*** Extracted material ***
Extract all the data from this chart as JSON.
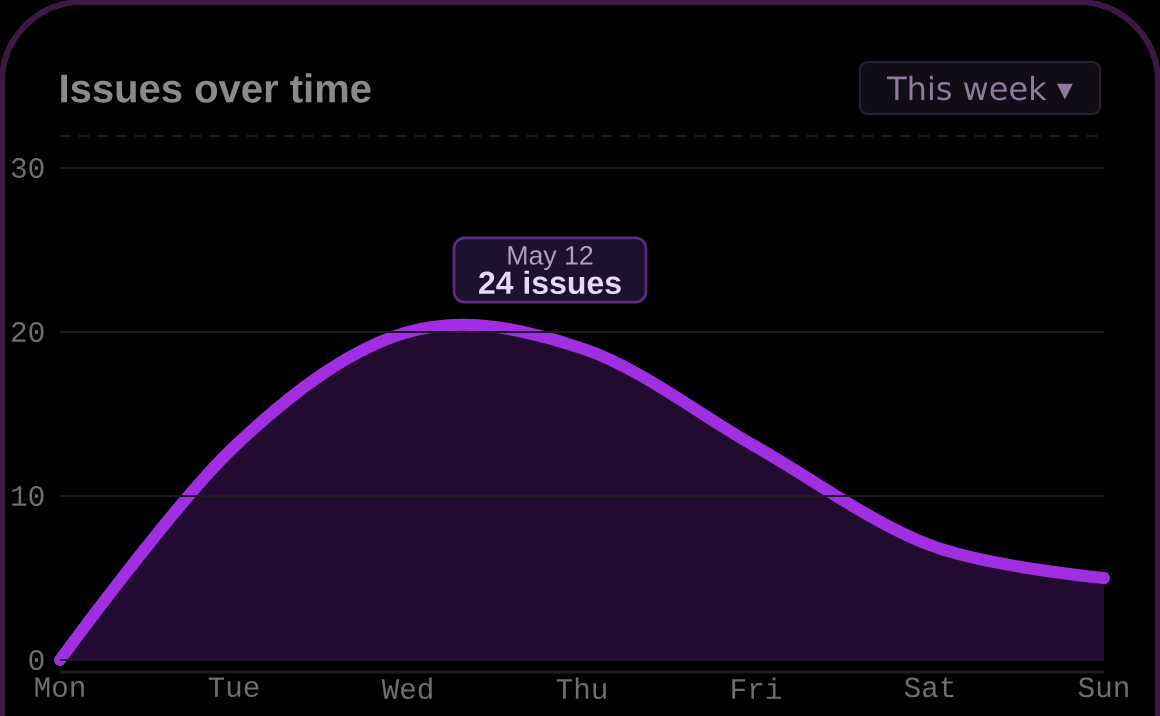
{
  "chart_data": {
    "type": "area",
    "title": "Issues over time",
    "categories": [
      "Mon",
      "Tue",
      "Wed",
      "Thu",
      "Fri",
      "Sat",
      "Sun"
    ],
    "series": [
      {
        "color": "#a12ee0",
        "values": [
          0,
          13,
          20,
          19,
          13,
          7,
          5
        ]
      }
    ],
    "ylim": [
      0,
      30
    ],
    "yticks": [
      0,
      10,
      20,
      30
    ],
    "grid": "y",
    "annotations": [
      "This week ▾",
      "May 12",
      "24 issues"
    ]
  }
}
***
* What you should do *
Every record above should come back exactly, but without its pictures.

* Solution for this task *
Extract all the data from this chart as JSON.
{
  "chart_data": {
    "type": "area",
    "title": "Issues over time",
    "categories": [
      "Mon",
      "Tue",
      "Wed",
      "Thu",
      "Fri",
      "Sat",
      "Sun"
    ],
    "series": [
      {
        "color": "#a12ee0",
        "values": [
          0,
          13,
          20,
          19,
          13,
          7,
          5
        ]
      }
    ],
    "ylim": [
      0,
      30
    ],
    "yticks": [
      0,
      10,
      20,
      30
    ],
    "grid": "y",
    "annotations": [
      "This week ▾",
      "May 12",
      "24 issues"
    ]
  }
}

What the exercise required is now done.